Task to complete: Below is some material; transcribe all of it exactly.

Provided information:
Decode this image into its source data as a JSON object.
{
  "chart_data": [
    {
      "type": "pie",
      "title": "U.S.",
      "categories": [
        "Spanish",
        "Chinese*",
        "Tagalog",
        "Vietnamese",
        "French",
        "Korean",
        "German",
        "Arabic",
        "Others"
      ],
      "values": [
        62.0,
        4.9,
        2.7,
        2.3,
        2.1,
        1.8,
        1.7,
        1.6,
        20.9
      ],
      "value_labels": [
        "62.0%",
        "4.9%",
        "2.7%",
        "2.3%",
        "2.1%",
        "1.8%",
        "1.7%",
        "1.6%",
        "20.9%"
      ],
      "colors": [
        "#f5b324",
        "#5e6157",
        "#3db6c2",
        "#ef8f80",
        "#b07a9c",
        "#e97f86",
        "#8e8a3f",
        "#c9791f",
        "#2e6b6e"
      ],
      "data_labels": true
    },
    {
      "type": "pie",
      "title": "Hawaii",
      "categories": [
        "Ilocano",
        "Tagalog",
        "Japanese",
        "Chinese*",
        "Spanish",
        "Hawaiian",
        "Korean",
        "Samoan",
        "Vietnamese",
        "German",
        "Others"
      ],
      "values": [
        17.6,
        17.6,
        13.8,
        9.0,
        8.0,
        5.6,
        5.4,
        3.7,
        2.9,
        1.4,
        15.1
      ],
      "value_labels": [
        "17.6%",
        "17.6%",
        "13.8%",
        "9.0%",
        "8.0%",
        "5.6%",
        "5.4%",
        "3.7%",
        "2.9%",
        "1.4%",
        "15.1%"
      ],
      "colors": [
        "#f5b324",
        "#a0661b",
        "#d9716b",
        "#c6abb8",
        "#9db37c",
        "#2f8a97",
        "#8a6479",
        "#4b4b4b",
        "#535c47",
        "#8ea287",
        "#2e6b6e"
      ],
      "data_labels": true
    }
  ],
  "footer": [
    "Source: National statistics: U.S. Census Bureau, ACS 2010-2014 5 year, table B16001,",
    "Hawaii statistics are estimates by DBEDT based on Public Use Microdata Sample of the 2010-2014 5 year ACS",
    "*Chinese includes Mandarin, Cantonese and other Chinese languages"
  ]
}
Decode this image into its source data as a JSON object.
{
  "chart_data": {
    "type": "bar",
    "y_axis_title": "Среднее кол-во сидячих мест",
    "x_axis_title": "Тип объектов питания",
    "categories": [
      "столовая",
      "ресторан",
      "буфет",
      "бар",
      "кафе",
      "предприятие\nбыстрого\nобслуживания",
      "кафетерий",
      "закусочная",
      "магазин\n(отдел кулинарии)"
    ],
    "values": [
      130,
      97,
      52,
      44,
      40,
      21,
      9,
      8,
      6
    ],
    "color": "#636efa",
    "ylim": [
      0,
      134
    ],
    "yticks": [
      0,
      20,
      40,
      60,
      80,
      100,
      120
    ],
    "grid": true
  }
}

Answer to this task:
Decode this image into its source data as a JSON object.
{
  "chart_data": [
    {
      "type": "pie",
      "title": "U.S.",
      "categories": [
        "Spanish",
        "Chinese*",
        "Tagalog",
        "Vietnamese",
        "French",
        "Korean",
        "German",
        "Arabic",
        "Others"
      ],
      "values": [
        62.0,
        4.9,
        2.7,
        2.3,
        2.1,
        1.8,
        1.7,
        1.6,
        20.9
      ],
      "value_labels": [
        "62.0%",
        "4.9%",
        "2.7%",
        "2.3%",
        "2.1%",
        "1.8%",
        "1.7%",
        "1.6%",
        "20.9%"
      ],
      "colors": [
        "#f5b324",
        "#5e6157",
        "#3db6c2",
        "#ef8f80",
        "#b07a9c",
        "#e97f86",
        "#8e8a3f",
        "#c9791f",
        "#2e6b6e"
      ],
      "data_labels": true
    },
    {
      "type": "pie",
      "title": "Hawaii",
      "categories": [
        "Ilocano",
        "Tagalog",
        "Japanese",
        "Chinese*",
        "Spanish",
        "Hawaiian",
        "Korean",
        "Samoan",
        "Vietnamese",
        "German",
        "Others"
      ],
      "values": [
        17.6,
        17.6,
        13.8,
        9.0,
        8.0,
        5.6,
        5.4,
        3.7,
        2.9,
        1.4,
        15.1
      ],
      "value_labels": [
        "17.6%",
        "17.6%",
        "13.8%",
        "9.0%",
        "8.0%",
        "5.6%",
        "5.4%",
        "3.7%",
        "2.9%",
        "1.4%",
        "15.1%"
      ],
      "colors": [
        "#f5b324",
        "#a0661b",
        "#d9716b",
        "#c6abb8",
        "#9db37c",
        "#2f8a97",
        "#8a6479",
        "#4b4b4b",
        "#535c47",
        "#8ea287",
        "#2e6b6e"
      ],
      "data_labels": true
    }
  ],
  "footer": [
    "Source: National statistics: U.S. Census Bureau, ACS 2010-2014 5 year, table B16001,",
    "Hawaii statistics are estimates by DBEDT based on Public Use Microdata Sample of the 2010-2014 5 year ACS",
    "*Chinese includes Mandarin, Cantonese and other Chinese languages"
  ]
}
Decode this image into its source data as a JSON object.
{
  "chart_data": {
    "type": "bar",
    "y_axis_title": "Среднее кол-во сидячих мест",
    "x_axis_title": "Тип объектов питания",
    "categories": [
      "столовая",
      "ресторан",
      "буфет",
      "бар",
      "кафе",
      "предприятие\nбыстрого\nобслуживания",
      "кафетерий",
      "закусочная",
      "магазин\n(отдел кулинарии)"
    ],
    "values": [
      130,
      97,
      52,
      44,
      40,
      21,
      9,
      8,
      6
    ],
    "color": "#636efa",
    "ylim": [
      0,
      134
    ],
    "yticks": [
      0,
      20,
      40,
      60,
      80,
      100,
      120
    ],
    "grid": true
  }
}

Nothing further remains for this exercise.